• DATASET

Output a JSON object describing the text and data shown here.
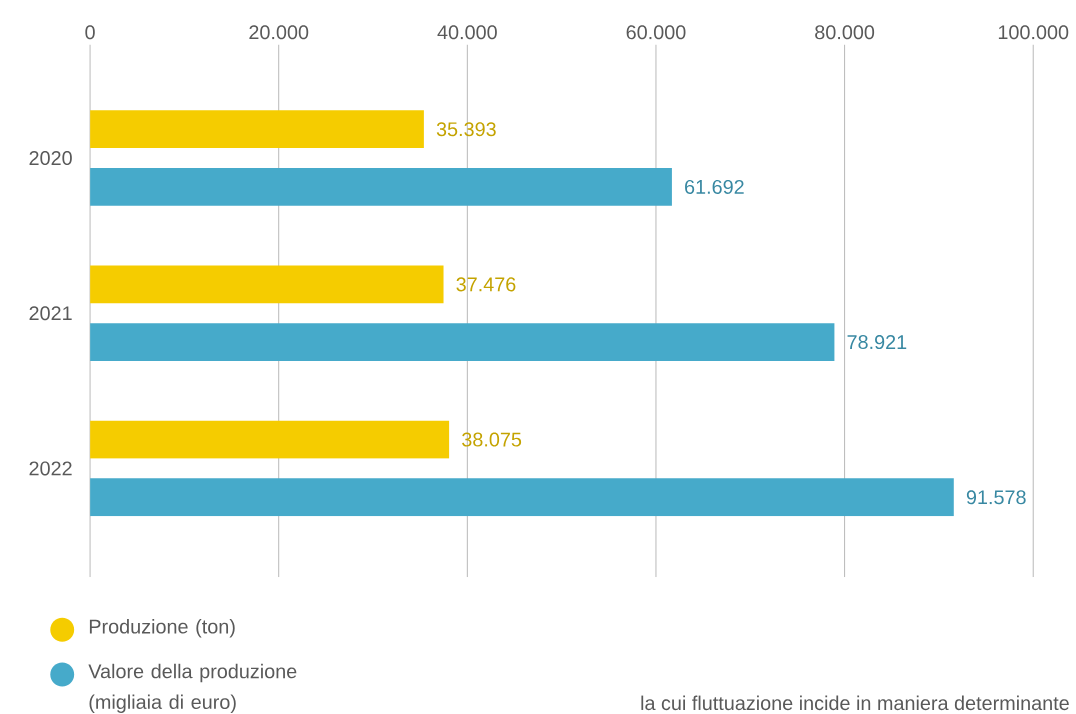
{
  "chart_data": {
    "type": "bar",
    "orientation": "horizontal",
    "categories": [
      "2020",
      "2021",
      "2022"
    ],
    "series": [
      {
        "name": "Produzione (ton)",
        "color": "#f5cc00",
        "values": [
          35393,
          37476,
          38075
        ],
        "value_labels": [
          "35.393",
          "37.476",
          "38.075"
        ]
      },
      {
        "name": "Valore della produzione (migliaia di euro)",
        "color": "#46aaca",
        "values": [
          61692,
          78921,
          91578
        ],
        "value_labels": [
          "61.692",
          "78.921",
          "91.578"
        ]
      }
    ],
    "xlim": [
      0,
      100000
    ],
    "xticks": [
      0,
      {
        "value": 20000,
        "label": "20.000"
      },
      {
        "value": 40000,
        "label": "40.000"
      },
      {
        "value": 60000,
        "label": "60.000"
      },
      {
        "value": 80000,
        "label": "80.000"
      },
      {
        "value": 100000,
        "label": "100.000"
      }
    ],
    "grid": "x",
    "legend": "bottom left",
    "annotations": [
      "la cui fluttuazione incide in maniera determinante"
    ]
  }
}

• AIM
Exactly reproduce each record, leaving out any pictures.

• EXERCISE ANSWER
Output a JSON object describing the text and data shown here.
{
  "chart_data": {
    "type": "bar",
    "orientation": "horizontal",
    "categories": [
      "2020",
      "2021",
      "2022"
    ],
    "series": [
      {
        "name": "Produzione (ton)",
        "color": "#f5cc00",
        "values": [
          35393,
          37476,
          38075
        ],
        "value_labels": [
          "35.393",
          "37.476",
          "38.075"
        ]
      },
      {
        "name": "Valore della produzione (migliaia di euro)",
        "color": "#46aaca",
        "values": [
          61692,
          78921,
          91578
        ],
        "value_labels": [
          "61.692",
          "78.921",
          "91.578"
        ]
      }
    ],
    "xlim": [
      0,
      100000
    ],
    "xticks": [
      0,
      {
        "value": 20000,
        "label": "20.000"
      },
      {
        "value": 40000,
        "label": "40.000"
      },
      {
        "value": 60000,
        "label": "60.000"
      },
      {
        "value": 80000,
        "label": "80.000"
      },
      {
        "value": 100000,
        "label": "100.000"
      }
    ],
    "grid": "x",
    "legend": "bottom left",
    "annotations": [
      "la cui fluttuazione incide in maniera determinante"
    ]
  }
}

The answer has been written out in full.